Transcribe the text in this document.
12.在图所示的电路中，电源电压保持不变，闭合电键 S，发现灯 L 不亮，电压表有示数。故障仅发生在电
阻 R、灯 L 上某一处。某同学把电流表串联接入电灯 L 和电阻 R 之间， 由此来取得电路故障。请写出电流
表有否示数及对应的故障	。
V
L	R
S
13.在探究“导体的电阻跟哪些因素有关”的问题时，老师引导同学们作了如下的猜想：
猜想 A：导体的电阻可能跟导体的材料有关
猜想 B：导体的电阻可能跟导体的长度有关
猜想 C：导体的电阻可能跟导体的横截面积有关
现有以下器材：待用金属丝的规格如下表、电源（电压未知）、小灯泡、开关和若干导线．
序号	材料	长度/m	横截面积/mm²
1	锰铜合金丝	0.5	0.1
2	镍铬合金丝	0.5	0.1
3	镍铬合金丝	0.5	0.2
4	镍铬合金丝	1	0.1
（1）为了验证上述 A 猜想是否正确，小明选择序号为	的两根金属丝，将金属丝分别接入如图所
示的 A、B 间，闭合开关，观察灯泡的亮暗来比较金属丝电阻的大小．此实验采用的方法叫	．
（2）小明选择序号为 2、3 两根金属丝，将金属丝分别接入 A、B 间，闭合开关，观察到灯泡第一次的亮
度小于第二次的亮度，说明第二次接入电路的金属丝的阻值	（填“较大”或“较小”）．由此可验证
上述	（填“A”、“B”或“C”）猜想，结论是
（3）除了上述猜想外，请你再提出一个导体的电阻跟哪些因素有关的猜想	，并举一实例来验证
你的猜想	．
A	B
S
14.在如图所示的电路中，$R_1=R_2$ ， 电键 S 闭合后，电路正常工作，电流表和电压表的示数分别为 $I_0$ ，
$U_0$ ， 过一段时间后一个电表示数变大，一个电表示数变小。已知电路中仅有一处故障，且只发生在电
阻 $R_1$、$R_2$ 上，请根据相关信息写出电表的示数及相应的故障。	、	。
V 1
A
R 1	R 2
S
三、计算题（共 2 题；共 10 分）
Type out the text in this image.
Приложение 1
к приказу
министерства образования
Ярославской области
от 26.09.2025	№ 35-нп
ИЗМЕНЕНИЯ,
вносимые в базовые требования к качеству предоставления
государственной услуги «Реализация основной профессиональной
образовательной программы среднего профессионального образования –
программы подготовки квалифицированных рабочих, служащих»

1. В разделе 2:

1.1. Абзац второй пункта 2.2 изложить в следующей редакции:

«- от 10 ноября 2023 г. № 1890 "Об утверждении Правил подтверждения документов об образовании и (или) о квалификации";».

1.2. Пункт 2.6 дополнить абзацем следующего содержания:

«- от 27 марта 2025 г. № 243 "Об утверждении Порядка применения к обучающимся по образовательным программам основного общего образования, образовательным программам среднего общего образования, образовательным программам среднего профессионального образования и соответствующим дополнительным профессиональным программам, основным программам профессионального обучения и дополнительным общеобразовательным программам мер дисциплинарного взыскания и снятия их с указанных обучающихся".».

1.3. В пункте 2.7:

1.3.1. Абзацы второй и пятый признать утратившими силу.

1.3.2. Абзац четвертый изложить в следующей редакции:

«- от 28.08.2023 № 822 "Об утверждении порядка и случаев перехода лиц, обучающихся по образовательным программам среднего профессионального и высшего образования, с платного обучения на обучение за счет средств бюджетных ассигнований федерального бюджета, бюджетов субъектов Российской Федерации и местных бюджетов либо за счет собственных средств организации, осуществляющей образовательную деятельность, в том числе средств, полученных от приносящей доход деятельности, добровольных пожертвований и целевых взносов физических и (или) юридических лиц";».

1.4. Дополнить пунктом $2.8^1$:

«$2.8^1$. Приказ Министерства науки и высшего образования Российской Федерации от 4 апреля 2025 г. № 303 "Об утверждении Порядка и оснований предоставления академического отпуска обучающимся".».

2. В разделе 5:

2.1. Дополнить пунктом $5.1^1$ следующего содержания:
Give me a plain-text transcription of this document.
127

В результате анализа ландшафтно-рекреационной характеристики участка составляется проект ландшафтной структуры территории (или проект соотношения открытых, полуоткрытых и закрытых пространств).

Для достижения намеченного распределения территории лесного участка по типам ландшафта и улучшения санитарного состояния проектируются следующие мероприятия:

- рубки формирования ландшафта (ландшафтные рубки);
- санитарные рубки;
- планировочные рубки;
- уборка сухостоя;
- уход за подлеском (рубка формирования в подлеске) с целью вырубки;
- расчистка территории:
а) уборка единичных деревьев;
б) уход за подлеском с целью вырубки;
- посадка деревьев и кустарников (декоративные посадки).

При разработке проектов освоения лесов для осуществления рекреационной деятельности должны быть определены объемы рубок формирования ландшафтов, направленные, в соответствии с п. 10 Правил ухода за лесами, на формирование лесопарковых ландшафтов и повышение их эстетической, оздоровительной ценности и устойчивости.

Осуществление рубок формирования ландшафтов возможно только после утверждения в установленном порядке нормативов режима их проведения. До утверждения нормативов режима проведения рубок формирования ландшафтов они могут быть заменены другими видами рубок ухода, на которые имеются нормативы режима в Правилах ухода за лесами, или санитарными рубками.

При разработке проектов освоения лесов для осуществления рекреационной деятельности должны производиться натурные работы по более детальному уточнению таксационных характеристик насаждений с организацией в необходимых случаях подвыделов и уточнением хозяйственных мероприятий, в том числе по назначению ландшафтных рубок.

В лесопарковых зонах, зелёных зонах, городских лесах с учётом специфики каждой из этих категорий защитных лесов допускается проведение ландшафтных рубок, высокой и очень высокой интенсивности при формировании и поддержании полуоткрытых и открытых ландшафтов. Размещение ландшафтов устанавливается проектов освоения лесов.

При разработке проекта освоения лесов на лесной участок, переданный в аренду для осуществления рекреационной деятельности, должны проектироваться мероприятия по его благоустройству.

++++++++++

TASK GOAL -
Write the data out again in full and exactly.

EXERCISE SOLUTION -
Transcribe the text in this document.
12.在图所示的电路中，电源电压保持不变，闭合电键 S，发现灯 L 不亮，电压表有示数。故障仅发生在电
阻 R、灯 L 上某一处。某同学把电流表串联接入电灯 L 和电阻 R 之间， 由此来取得电路故障。请写出电流
表有否示数及对应的故障	。
V
L	R
S
13.在探究“导体的电阻跟哪些因素有关”的问题时，老师引导同学们作了如下的猜想：
猜想 A：导体的电阻可能跟导体的材料有关
猜想 B：导体的电阻可能跟导体的长度有关
猜想 C：导体的电阻可能跟导体的横截面积有关
现有以下器材：待用金属丝的规格如下表、电源（电压未知）、小灯泡、开关和若干导线．
序号	材料	长度/m	横截面积/mm²
1	锰铜合金丝	0.5	0.1
2	镍铬合金丝	0.5	0.1
3	镍铬合金丝	0.5	0.2
4	镍铬合金丝	1	0.1
（1）为了验证上述 A 猜想是否正确，小明选择序号为	的两根金属丝，将金属丝分别接入如图所
示的 A、B 间，闭合开关，观察灯泡的亮暗来比较金属丝电阻的大小．此实验采用的方法叫	．
（2）小明选择序号为 2、3 两根金属丝，将金属丝分别接入 A、B 间，闭合开关，观察到灯泡第一次的亮
度小于第二次的亮度，说明第二次接入电路的金属丝的阻值	（填“较大”或“较小”）．由此可验证
上述	（填“A”、“B”或“C”）猜想，结论是
（3）除了上述猜想外，请你再提出一个导体的电阻跟哪些因素有关的猜想	，并举一实例来验证
你的猜想	．
A	B
S
14.在如图所示的电路中，$R_1=R_2$ ， 电键 S 闭合后，电路正常工作，电流表和电压表的示数分别为 $I_0$ ，
$U_0$ ， 过一段时间后一个电表示数变大，一个电表示数变小。已知电路中仅有一处故障，且只发生在电
阻 $R_1$、$R_2$ 上，请根据相关信息写出电表的示数及相应的故障。	、	。
V 1
A
R 1	R 2
S
三、计算题（共 2 题；共 10 分）
Type out the text in this image.
Приложение 1
к приказу
министерства образования
Ярославской области
от 26.09.2025	№ 35-нп
ИЗМЕНЕНИЯ,
вносимые в базовые требования к качеству предоставления
государственной услуги «Реализация основной профессиональной
образовательной программы среднего профессионального образования –
программы подготовки квалифицированных рабочих, служащих»

1. В разделе 2:

1.1. Абзац второй пункта 2.2 изложить в следующей редакции:

«- от 10 ноября 2023 г. № 1890 "Об утверждении Правил подтверждения документов об образовании и (или) о квалификации";».

1.2. Пункт 2.6 дополнить абзацем следующего содержания:

«- от 27 марта 2025 г. № 243 "Об утверждении Порядка применения к обучающимся по образовательным программам основного общего образования, образовательным программам среднего общего образования, образовательным программам среднего профессионального образования и соответствующим дополнительным профессиональным программам, основным программам профессионального обучения и дополнительным общеобразовательным программам мер дисциплинарного взыскания и снятия их с указанных обучающихся".».

1.3. В пункте 2.7:

1.3.1. Абзацы второй и пятый признать утратившими силу.

1.3.2. Абзац четвертый изложить в следующей редакции:

«- от 28.08.2023 № 822 "Об утверждении порядка и случаев перехода лиц, обучающихся по образовательным программам среднего профессионального и высшего образования, с платного обучения на обучение за счет средств бюджетных ассигнований федерального бюджета, бюджетов субъектов Российской Федерации и местных бюджетов либо за счет собственных средств организации, осуществляющей образовательную деятельность, в том числе средств, полученных от приносящей доход деятельности, добровольных пожертвований и целевых взносов физических и (или) юридических лиц";».

1.4. Дополнить пунктом $2.8^1$:

«$2.8^1$. Приказ Министерства науки и высшего образования Российской Федерации от 4 апреля 2025 г. № 303 "Об утверждении Порядка и оснований предоставления академического отпуска обучающимся".».

2. В разделе 5:

2.1. Дополнить пунктом $5.1^1$ следующего содержания:
Give me a plain-text transcription of this document.
127

В результате анализа ландшафтно-рекреационной характеристики участка составляется проект ландшафтной структуры территории (или проект соотношения открытых, полуоткрытых и закрытых пространств).

Для достижения намеченного распределения территории лесного участка по типам ландшафта и улучшения санитарного состояния проектируются следующие мероприятия:

- рубки формирования ландшафта (ландшафтные рубки);
- санитарные рубки;
- планировочные рубки;
- уборка сухостоя;
- уход за подлеском (рубка формирования в подлеске) с целью вырубки;
- расчистка территории:
а) уборка единичных деревьев;
б) уход за подлеском с целью вырубки;
- посадка деревьев и кустарников (декоративные посадки).

При разработке проектов освоения лесов для осуществления рекреационной деятельности должны быть определены объемы рубок формирования ландшафтов, направленные, в соответствии с п. 10 Правил ухода за лесами, на формирование лесопарковых ландшафтов и повышение их эстетической, оздоровительной ценности и устойчивости.

Осуществление рубок формирования ландшафтов возможно только после утверждения в установленном порядке нормативов режима их проведения. До утверждения нормативов режима проведения рубок формирования ландшафтов они могут быть заменены другими видами рубок ухода, на которые имеются нормативы режима в Правилах ухода за лесами, или санитарными рубками.

При разработке проектов освоения лесов для осуществления рекреационной деятельности должны производиться натурные работы по более детальному уточнению таксационных характеристик насаждений с организацией в необходимых случаях подвыделов и уточнением хозяйственных мероприятий, в том числе по назначению ландшафтных рубок.

В лесопарковых зонах, зелёных зонах, городских лесах с учётом специфики каждой из этих категорий защитных лесов допускается проведение ландшафтных рубок, высокой и очень высокой интенсивности при формировании и поддержании полуоткрытых и открытых ландшафтов. Размещение ландшафтов устанавливается проектов освоения лесов.

При разработке проекта освоения лесов на лесной участок, переданный в аренду для осуществления рекреационной деятельности, должны проектироваться мероприятия по его благоустройству.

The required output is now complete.